Stored data:
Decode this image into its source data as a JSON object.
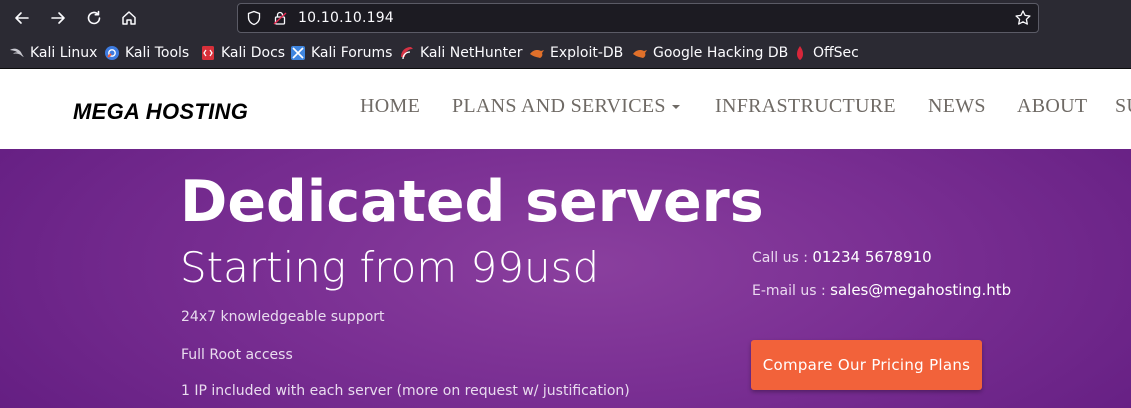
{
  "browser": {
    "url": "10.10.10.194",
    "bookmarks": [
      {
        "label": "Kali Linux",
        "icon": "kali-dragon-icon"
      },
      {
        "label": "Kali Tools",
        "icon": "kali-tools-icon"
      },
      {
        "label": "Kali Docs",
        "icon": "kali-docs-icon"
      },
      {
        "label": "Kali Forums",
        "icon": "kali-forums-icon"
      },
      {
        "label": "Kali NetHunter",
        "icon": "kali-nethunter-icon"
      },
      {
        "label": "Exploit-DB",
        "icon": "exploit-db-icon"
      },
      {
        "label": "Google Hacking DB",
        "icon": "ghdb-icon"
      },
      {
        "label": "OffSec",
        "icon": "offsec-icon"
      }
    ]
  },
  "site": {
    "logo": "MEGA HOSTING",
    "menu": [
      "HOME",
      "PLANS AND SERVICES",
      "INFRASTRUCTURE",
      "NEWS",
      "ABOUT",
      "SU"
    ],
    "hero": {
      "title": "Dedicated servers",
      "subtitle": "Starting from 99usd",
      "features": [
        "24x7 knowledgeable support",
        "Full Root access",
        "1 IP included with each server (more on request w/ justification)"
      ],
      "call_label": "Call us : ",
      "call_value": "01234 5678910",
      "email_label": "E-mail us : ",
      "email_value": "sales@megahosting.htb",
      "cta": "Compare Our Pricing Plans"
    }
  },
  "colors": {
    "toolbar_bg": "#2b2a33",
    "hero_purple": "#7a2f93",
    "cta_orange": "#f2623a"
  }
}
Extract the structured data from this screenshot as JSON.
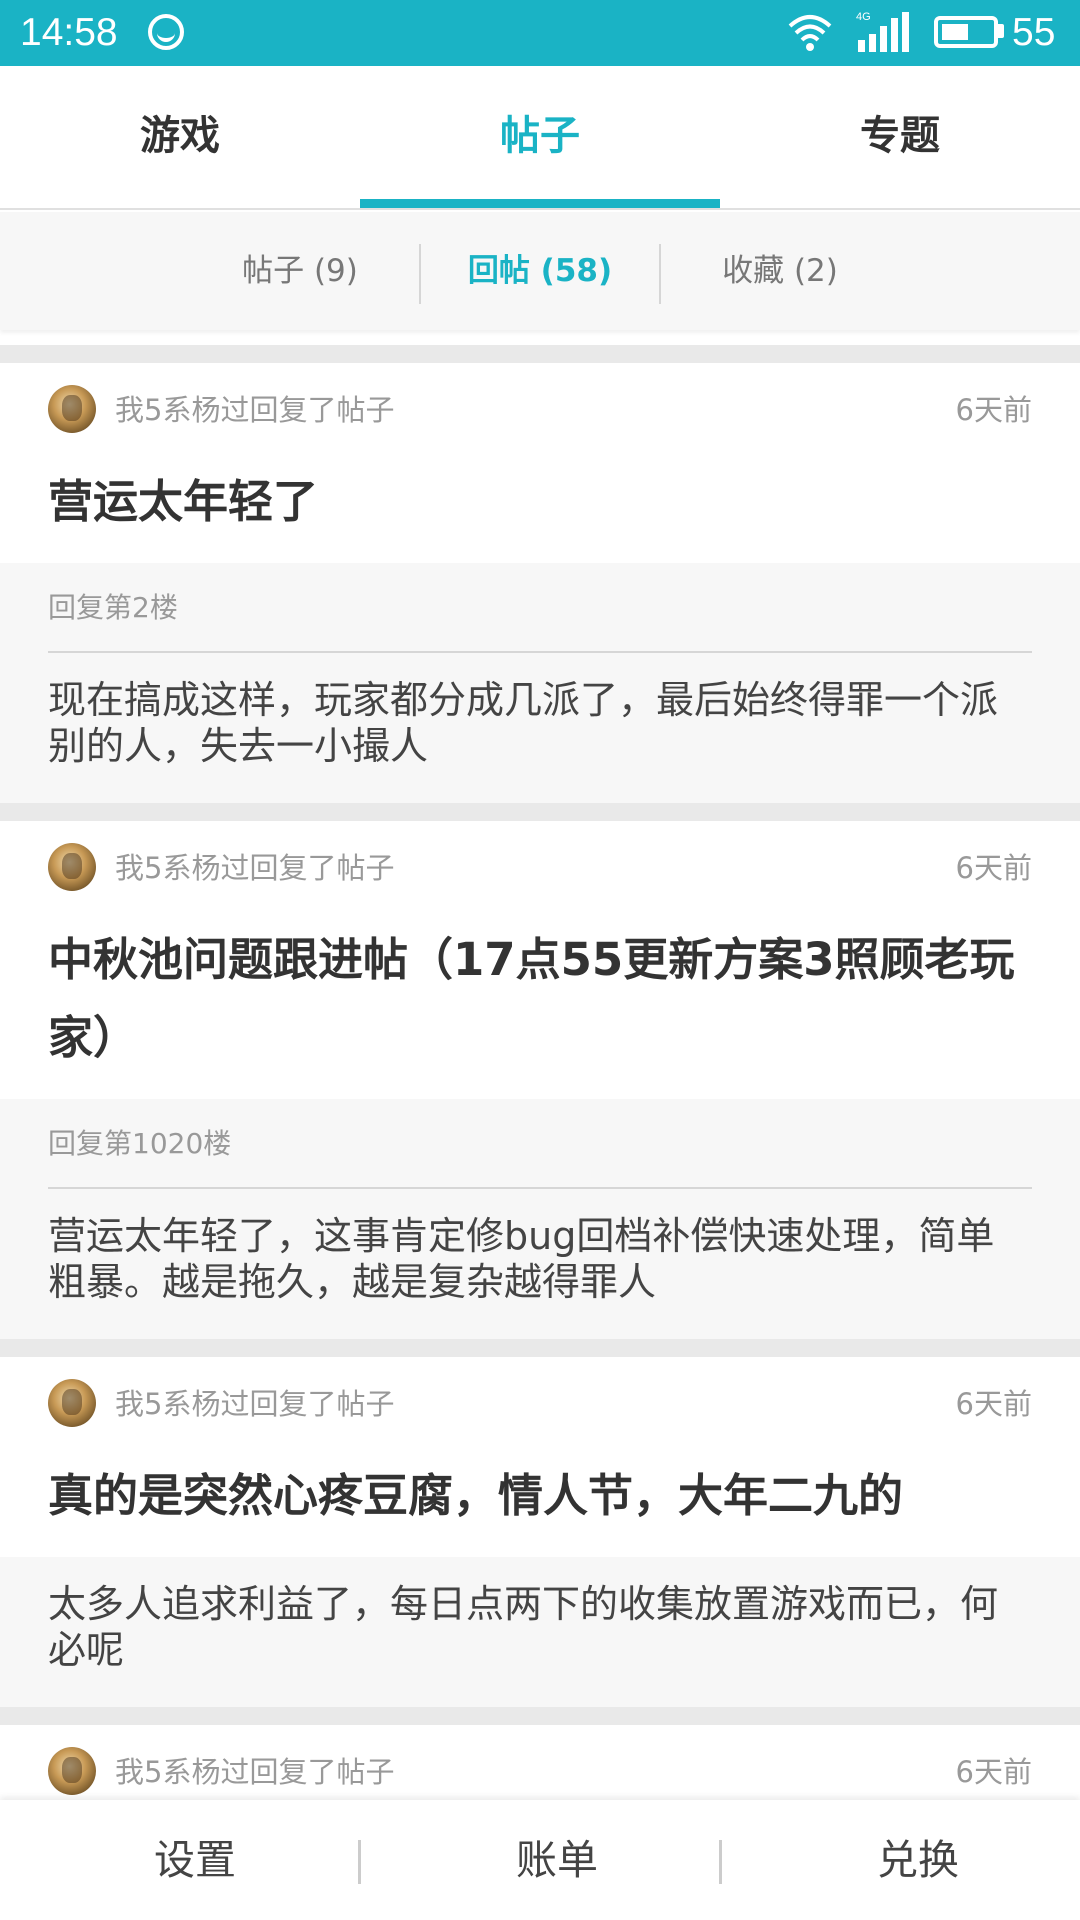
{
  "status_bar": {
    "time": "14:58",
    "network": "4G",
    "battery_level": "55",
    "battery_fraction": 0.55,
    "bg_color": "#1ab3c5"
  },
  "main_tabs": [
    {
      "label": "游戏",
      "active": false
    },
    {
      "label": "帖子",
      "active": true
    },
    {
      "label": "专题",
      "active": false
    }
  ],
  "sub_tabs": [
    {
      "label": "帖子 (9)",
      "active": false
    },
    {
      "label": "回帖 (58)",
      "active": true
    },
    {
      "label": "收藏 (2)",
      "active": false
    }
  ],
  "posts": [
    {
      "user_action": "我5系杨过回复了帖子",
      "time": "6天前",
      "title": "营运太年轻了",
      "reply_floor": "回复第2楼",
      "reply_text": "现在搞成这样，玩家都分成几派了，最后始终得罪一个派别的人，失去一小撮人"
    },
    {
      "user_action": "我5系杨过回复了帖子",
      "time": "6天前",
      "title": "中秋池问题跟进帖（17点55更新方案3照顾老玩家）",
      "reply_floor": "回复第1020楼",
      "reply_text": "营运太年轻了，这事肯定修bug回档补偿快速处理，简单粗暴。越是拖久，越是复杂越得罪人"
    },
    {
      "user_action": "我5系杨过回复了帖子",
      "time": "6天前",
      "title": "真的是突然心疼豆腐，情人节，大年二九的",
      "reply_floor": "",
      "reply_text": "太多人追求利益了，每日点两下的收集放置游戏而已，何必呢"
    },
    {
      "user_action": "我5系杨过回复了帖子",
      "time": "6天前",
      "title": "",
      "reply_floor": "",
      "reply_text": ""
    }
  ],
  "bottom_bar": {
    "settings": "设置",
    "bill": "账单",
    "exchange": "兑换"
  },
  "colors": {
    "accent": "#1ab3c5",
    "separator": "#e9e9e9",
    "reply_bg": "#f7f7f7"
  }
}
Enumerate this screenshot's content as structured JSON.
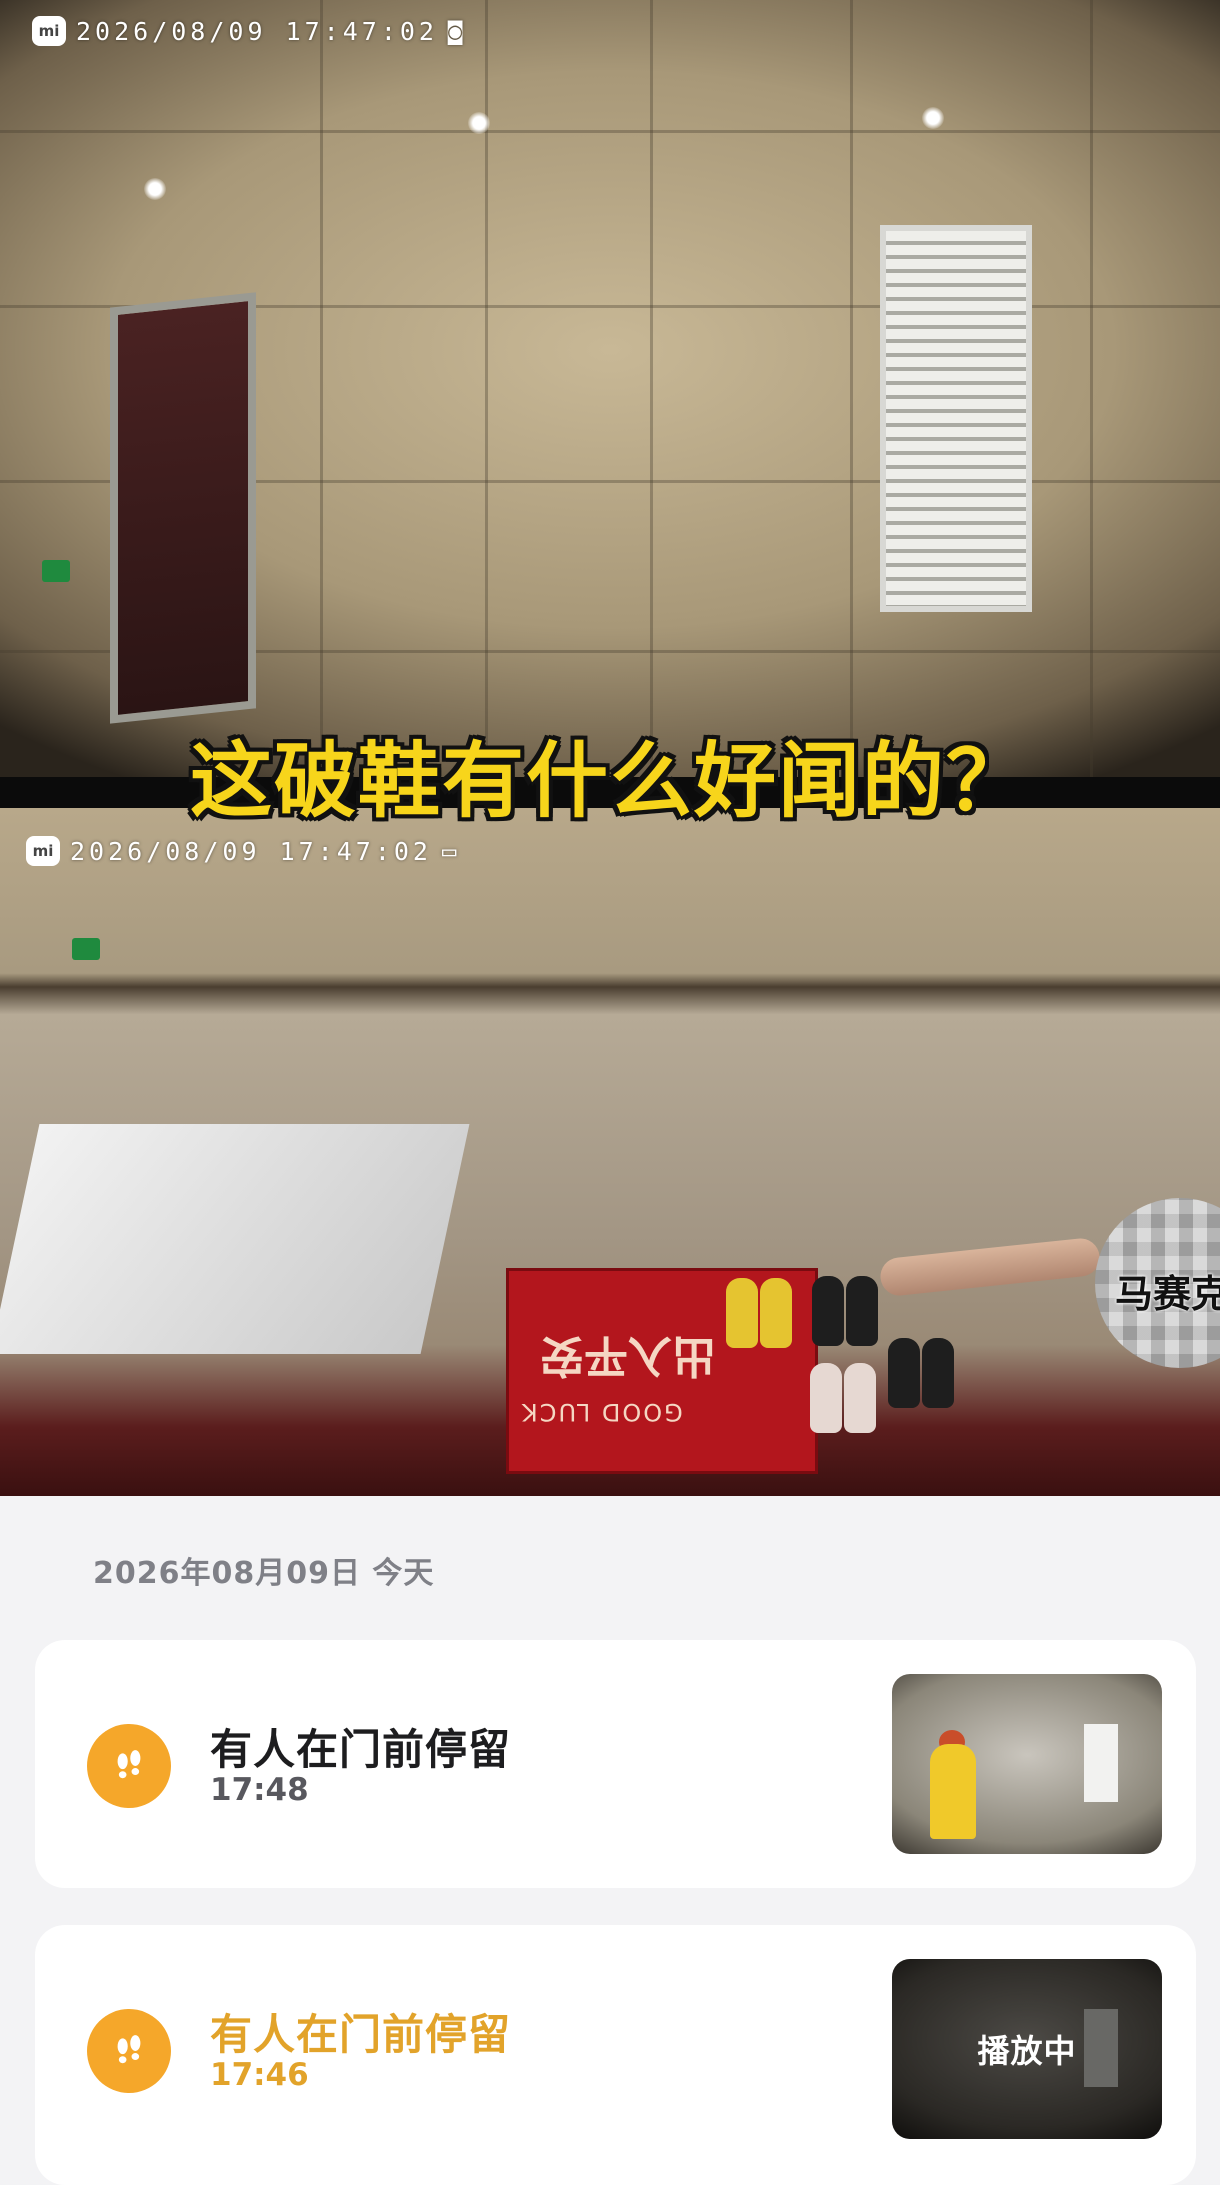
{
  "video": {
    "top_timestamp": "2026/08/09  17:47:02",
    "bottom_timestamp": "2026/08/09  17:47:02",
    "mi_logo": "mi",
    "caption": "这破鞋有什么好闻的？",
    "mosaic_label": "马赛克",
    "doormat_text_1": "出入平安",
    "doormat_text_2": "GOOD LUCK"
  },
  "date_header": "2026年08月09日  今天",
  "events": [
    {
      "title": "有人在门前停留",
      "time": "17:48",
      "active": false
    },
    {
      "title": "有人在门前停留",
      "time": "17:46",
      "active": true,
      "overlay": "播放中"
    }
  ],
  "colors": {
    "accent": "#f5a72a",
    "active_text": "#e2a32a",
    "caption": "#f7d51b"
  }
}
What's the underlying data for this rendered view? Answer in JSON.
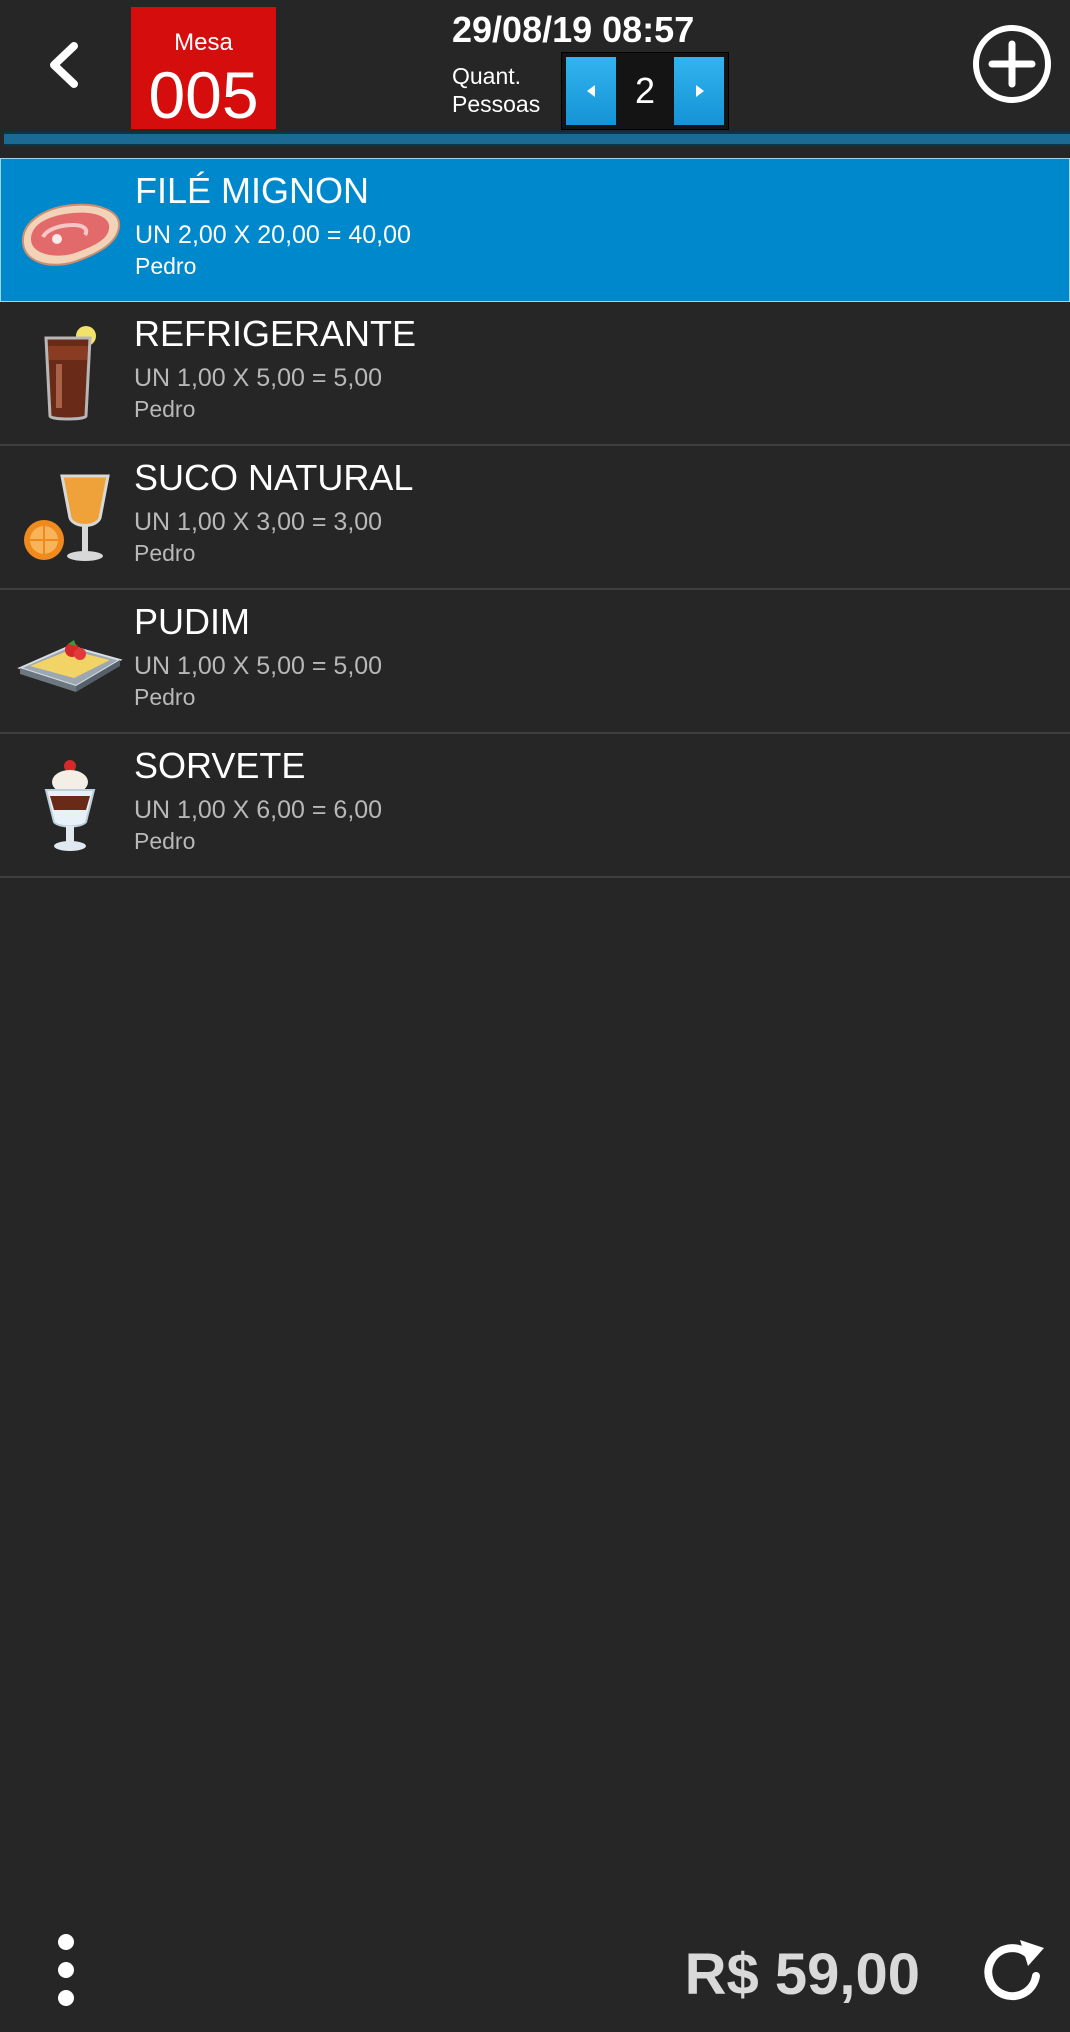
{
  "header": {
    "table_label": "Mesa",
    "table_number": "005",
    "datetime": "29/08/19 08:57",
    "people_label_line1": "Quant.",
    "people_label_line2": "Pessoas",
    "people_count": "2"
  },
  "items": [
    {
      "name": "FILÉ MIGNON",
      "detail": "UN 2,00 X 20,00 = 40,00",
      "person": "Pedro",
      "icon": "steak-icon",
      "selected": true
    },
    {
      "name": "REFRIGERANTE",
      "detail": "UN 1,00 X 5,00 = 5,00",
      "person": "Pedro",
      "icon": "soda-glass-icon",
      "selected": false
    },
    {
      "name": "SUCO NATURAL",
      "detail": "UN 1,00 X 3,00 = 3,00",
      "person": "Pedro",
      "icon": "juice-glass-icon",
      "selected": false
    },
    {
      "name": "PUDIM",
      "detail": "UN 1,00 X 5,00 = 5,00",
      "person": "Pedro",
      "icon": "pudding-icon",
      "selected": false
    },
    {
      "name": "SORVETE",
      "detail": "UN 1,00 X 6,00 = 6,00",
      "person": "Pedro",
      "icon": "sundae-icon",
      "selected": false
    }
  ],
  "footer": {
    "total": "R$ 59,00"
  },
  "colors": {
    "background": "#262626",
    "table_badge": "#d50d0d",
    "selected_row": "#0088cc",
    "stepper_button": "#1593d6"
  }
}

_EXERCISE DETAILS:_
Check each line above for "structured" and return the ones that have it.

_SOLUTION TO THIS EXERCISE:_
Extract the structured data from this screenshot as JSON.
Enumerate this screenshot's content as structured JSON.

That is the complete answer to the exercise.